__Problem statement__
Find every line below that contains the word "this" and copy it out.

__Supplied data__
(begin)

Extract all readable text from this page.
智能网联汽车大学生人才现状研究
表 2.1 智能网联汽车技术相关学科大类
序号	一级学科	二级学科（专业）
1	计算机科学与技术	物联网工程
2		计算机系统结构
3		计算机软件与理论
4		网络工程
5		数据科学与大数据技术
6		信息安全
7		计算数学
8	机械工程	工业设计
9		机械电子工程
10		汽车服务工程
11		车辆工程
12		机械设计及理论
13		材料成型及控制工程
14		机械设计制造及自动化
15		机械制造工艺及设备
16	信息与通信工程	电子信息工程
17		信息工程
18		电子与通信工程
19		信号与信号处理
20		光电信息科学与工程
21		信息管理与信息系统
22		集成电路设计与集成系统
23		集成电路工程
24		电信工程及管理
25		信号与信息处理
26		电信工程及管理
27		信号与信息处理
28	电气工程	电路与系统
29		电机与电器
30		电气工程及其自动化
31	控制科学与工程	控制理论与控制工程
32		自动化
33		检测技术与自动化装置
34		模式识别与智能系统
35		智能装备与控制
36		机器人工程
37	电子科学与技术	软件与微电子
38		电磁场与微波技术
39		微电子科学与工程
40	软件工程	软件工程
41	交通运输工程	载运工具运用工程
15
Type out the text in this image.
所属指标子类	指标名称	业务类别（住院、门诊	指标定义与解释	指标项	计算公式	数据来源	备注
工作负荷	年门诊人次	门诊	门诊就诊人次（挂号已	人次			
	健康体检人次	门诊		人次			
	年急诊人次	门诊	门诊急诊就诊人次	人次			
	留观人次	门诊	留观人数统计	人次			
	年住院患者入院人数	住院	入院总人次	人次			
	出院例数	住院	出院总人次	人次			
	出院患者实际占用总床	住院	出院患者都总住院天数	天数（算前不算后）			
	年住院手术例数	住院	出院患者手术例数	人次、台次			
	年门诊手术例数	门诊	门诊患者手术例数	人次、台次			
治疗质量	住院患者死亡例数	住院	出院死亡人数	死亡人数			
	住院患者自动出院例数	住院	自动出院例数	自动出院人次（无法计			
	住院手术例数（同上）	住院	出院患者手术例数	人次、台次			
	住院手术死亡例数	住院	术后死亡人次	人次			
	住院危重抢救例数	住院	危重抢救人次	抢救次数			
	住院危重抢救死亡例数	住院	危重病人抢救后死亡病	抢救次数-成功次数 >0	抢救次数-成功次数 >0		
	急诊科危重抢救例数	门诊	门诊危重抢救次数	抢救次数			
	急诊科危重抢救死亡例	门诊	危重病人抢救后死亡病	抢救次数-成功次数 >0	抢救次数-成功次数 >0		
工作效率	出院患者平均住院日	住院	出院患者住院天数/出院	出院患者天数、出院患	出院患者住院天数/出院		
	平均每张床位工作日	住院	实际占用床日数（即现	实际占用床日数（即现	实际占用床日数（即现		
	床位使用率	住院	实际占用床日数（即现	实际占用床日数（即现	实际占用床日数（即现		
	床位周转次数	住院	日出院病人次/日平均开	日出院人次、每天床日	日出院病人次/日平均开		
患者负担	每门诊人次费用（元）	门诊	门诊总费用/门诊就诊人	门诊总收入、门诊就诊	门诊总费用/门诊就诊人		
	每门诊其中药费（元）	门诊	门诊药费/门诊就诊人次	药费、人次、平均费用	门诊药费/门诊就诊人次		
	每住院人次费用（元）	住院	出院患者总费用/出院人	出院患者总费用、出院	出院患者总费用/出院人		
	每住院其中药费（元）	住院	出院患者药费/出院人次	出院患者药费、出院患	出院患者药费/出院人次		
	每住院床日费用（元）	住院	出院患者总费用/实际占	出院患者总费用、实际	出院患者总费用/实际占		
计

(end)

__Response to the exercise__
Extract all readable text from this page.
Type out the text in this image.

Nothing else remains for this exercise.